GIVEN DATA:
◆ ◆ ◆ ◆

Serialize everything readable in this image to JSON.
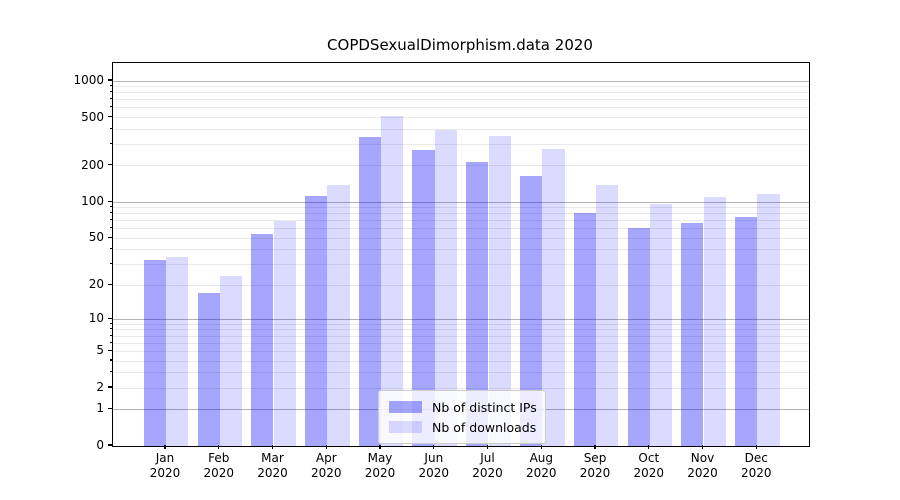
{
  "title": "COPDSexualDimorphism.data 2020",
  "chart_data": {
    "type": "bar",
    "title": "COPDSexualDimorphism.data 2020",
    "categories": [
      "Jan 2020",
      "Feb 2020",
      "Mar 2020",
      "Apr 2020",
      "May 2020",
      "Jun 2020",
      "Jul 2020",
      "Aug 2020",
      "Sep 2020",
      "Oct 2020",
      "Nov 2020",
      "Dec 2020"
    ],
    "months": [
      "Jan",
      "Feb",
      "Mar",
      "Apr",
      "May",
      "Jun",
      "Jul",
      "Aug",
      "Sep",
      "Oct",
      "Nov",
      "Dec"
    ],
    "year": "2020",
    "series": [
      {
        "name": "Nb of distinct IPs",
        "values": [
          33,
          17,
          54,
          113,
          345,
          272,
          215,
          166,
          82,
          61,
          67,
          76
        ]
      },
      {
        "name": "Nb of downloads",
        "values": [
          35,
          24,
          70,
          140,
          520,
          398,
          350,
          277,
          140,
          97,
          111,
          117
        ]
      }
    ],
    "yscale": "log1p",
    "yticks": [
      0,
      1,
      2,
      5,
      10,
      20,
      50,
      100,
      200,
      500,
      1000
    ],
    "ylim": [
      0,
      1405
    ],
    "grid": "on",
    "legend_position": "lower center"
  },
  "colors": {
    "ips_bar_hex": "#a6a6f7",
    "downloads_bar_hex": "#dedefb",
    "ips_bar_rgba": "rgba(0,0,255,0.35)",
    "downloads_bar_rgba": "rgba(0,0,255,0.14)",
    "grid_major": "#b3b3b3",
    "grid_minor": "#e9e9e9",
    "axis": "#000000"
  },
  "legend": {
    "items": [
      {
        "label": "Nb of distinct IPs",
        "color_hex": "#a6a6f7",
        "color_rgba": "rgba(0,0,255,0.35)"
      },
      {
        "label": "Nb of downloads",
        "color_hex": "#dedefb",
        "color_rgba": "rgba(0,0,255,0.14)"
      }
    ]
  }
}
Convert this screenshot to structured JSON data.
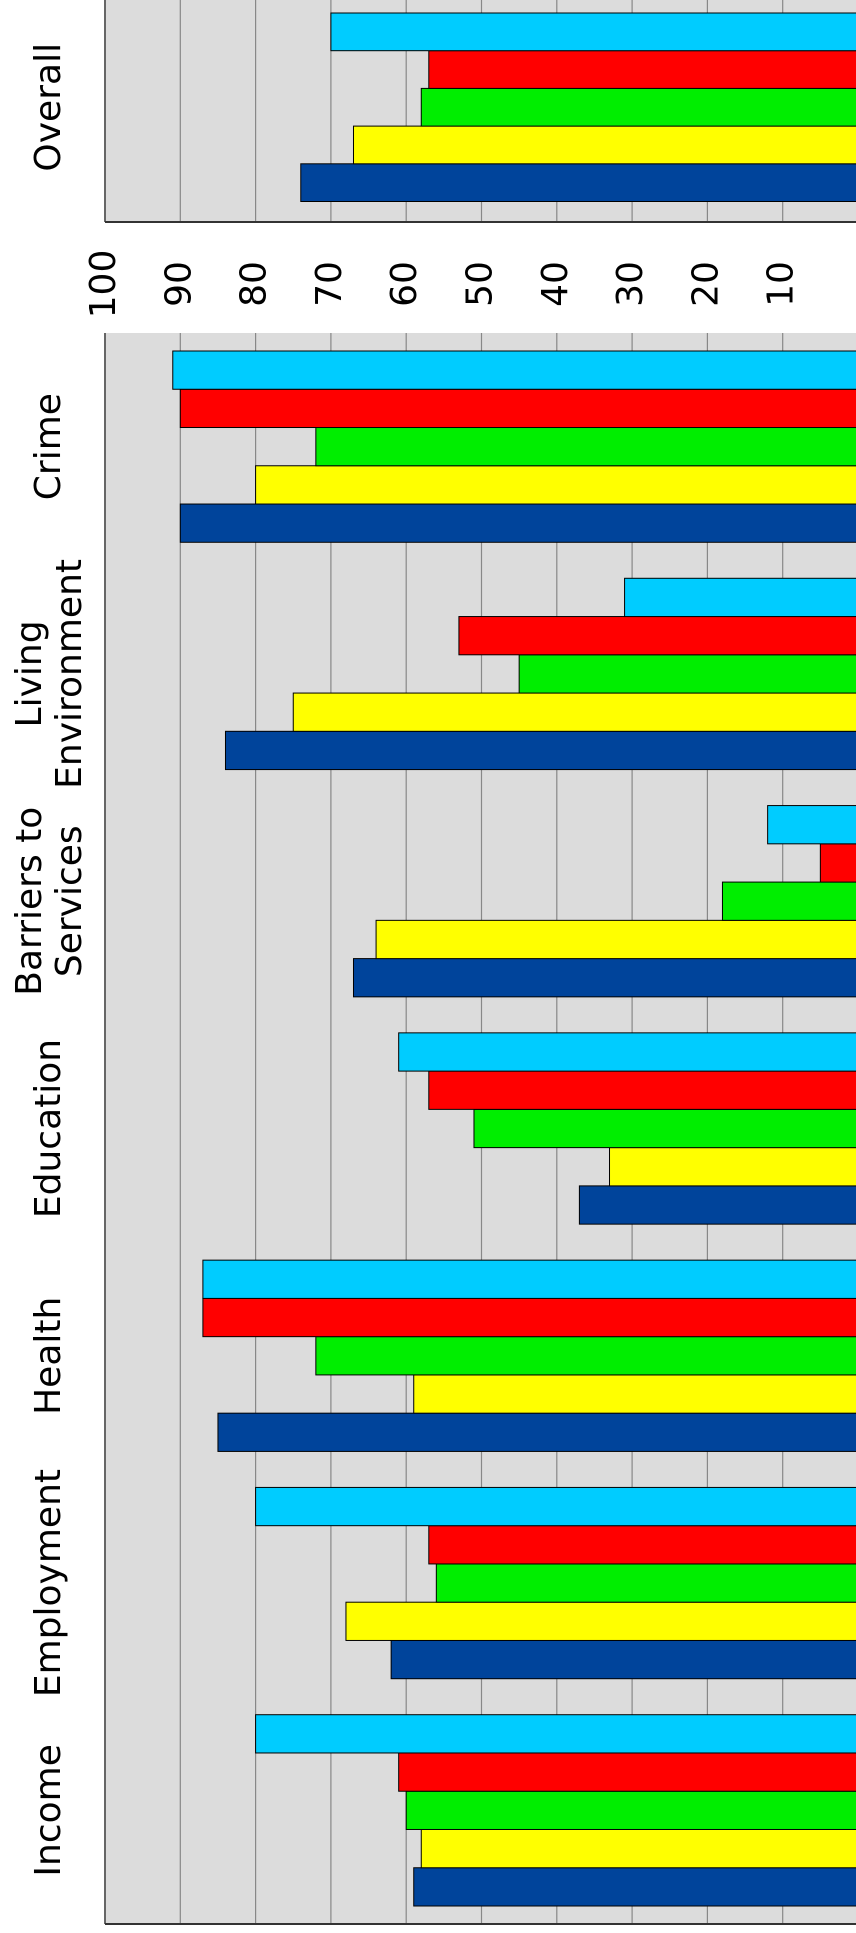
{
  "chart_data": [
    {
      "type": "bar",
      "orientation": "rotated",
      "categories": [
        "Overall"
      ],
      "series": [
        {
          "color": "#00449b",
          "values": [
            74
          ]
        },
        {
          "color": "#ffff00",
          "values": [
            67
          ]
        },
        {
          "color": "#00ee00",
          "values": [
            58
          ]
        },
        {
          "color": "#ff0000",
          "values": [
            57
          ]
        },
        {
          "color": "#00ccff",
          "values": [
            70
          ]
        }
      ],
      "xlim": [
        0,
        100
      ],
      "grid": true
    },
    {
      "type": "bar",
      "orientation": "rotated",
      "categories": [
        "Income",
        "Employment",
        "Health",
        "Education",
        "Barriers to Services",
        "Living Environment",
        "Crime"
      ],
      "series": [
        {
          "color": "#00449b",
          "values": [
            59,
            62,
            85,
            37,
            67,
            84,
            90
          ]
        },
        {
          "color": "#ffff00",
          "values": [
            58,
            68,
            59,
            33,
            64,
            75,
            80
          ]
        },
        {
          "color": "#00ee00",
          "values": [
            60,
            56,
            72,
            51,
            18,
            45,
            72
          ]
        },
        {
          "color": "#ff0000",
          "values": [
            61,
            57,
            87,
            57,
            5,
            53,
            90
          ]
        },
        {
          "color": "#00ccff",
          "values": [
            80,
            80,
            87,
            61,
            12,
            31,
            91
          ]
        }
      ],
      "xlim": [
        0,
        100
      ],
      "xticks": [
        10,
        20,
        30,
        40,
        50,
        60,
        70,
        80,
        90,
        100
      ],
      "grid": true
    }
  ]
}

◆ ◆ ◆ ◆

WHAT YOU NEED TO DO:
Return the listing above in full and without alteration, excluding its pictures.

COMPLETE OUTPUT:
Serialize everything readable in this image to JSON.
{
  "title": "COPDSexualDimorphism.data 2020",
  "chart_data": {
    "type": "bar",
    "title": "COPDSexualDimorphism.data 2020",
    "categories": [
      "Jan 2020",
      "Feb 2020",
      "Mar 2020",
      "Apr 2020",
      "May 2020",
      "Jun 2020",
      "Jul 2020",
      "Aug 2020",
      "Sep 2020",
      "Oct 2020",
      "Nov 2020",
      "Dec 2020"
    ],
    "months": [
      "Jan",
      "Feb",
      "Mar",
      "Apr",
      "May",
      "Jun",
      "Jul",
      "Aug",
      "Sep",
      "Oct",
      "Nov",
      "Dec"
    ],
    "year": "2020",
    "series": [
      {
        "name": "Nb of distinct IPs",
        "values": [
          33,
          17,
          54,
          113,
          345,
          272,
          215,
          166,
          82,
          61,
          67,
          76
        ]
      },
      {
        "name": "Nb of downloads",
        "values": [
          35,
          24,
          70,
          140,
          520,
          398,
          350,
          277,
          140,
          97,
          111,
          117
        ]
      }
    ],
    "yscale": "log1p",
    "yticks": [
      0,
      1,
      2,
      5,
      10,
      20,
      50,
      100,
      200,
      500,
      1000
    ],
    "ylim": [
      0,
      1405
    ],
    "grid": "on",
    "legend_position": "lower center"
  },
  "colors": {
    "ips_bar_hex": "#a6a6f7",
    "downloads_bar_hex": "#dedefb",
    "ips_bar_rgba": "rgba(0,0,255,0.35)",
    "downloads_bar_rgba": "rgba(0,0,255,0.14)",
    "grid_major": "#b3b3b3",
    "grid_minor": "#e9e9e9",
    "axis": "#000000"
  },
  "legend": {
    "items": [
      {
        "label": "Nb of distinct IPs",
        "color_hex": "#a6a6f7",
        "color_rgba": "rgba(0,0,255,0.35)"
      },
      {
        "label": "Nb of downloads",
        "color_hex": "#dedefb",
        "color_rgba": "rgba(0,0,255,0.14)"
      }
    ]
  }
}
Convert this screenshot to structured JSON data.
{
  "chart_data": [
    {
      "type": "bar",
      "orientation": "rotated",
      "categories": [
        "Overall"
      ],
      "series": [
        {
          "color": "#00449b",
          "values": [
            74
          ]
        },
        {
          "color": "#ffff00",
          "values": [
            67
          ]
        },
        {
          "color": "#00ee00",
          "values": [
            58
          ]
        },
        {
          "color": "#ff0000",
          "values": [
            57
          ]
        },
        {
          "color": "#00ccff",
          "values": [
            70
          ]
        }
      ],
      "xlim": [
        0,
        100
      ],
      "grid": true
    },
    {
      "type": "bar",
      "orientation": "rotated",
      "categories": [
        "Income",
        "Employment",
        "Health",
        "Education",
        "Barriers to Services",
        "Living Environment",
        "Crime"
      ],
      "series": [
        {
          "color": "#00449b",
          "values": [
            59,
            62,
            85,
            37,
            67,
            84,
            90
          ]
        },
        {
          "color": "#ffff00",
          "values": [
            58,
            68,
            59,
            33,
            64,
            75,
            80
          ]
        },
        {
          "color": "#00ee00",
          "values": [
            60,
            56,
            72,
            51,
            18,
            45,
            72
          ]
        },
        {
          "color": "#ff0000",
          "values": [
            61,
            57,
            87,
            57,
            5,
            53,
            90
          ]
        },
        {
          "color": "#00ccff",
          "values": [
            80,
            80,
            87,
            61,
            12,
            31,
            91
          ]
        }
      ],
      "xlim": [
        0,
        100
      ],
      "xticks": [
        10,
        20,
        30,
        40,
        50,
        60,
        70,
        80,
        90,
        100
      ],
      "grid": true
    }
  ]
}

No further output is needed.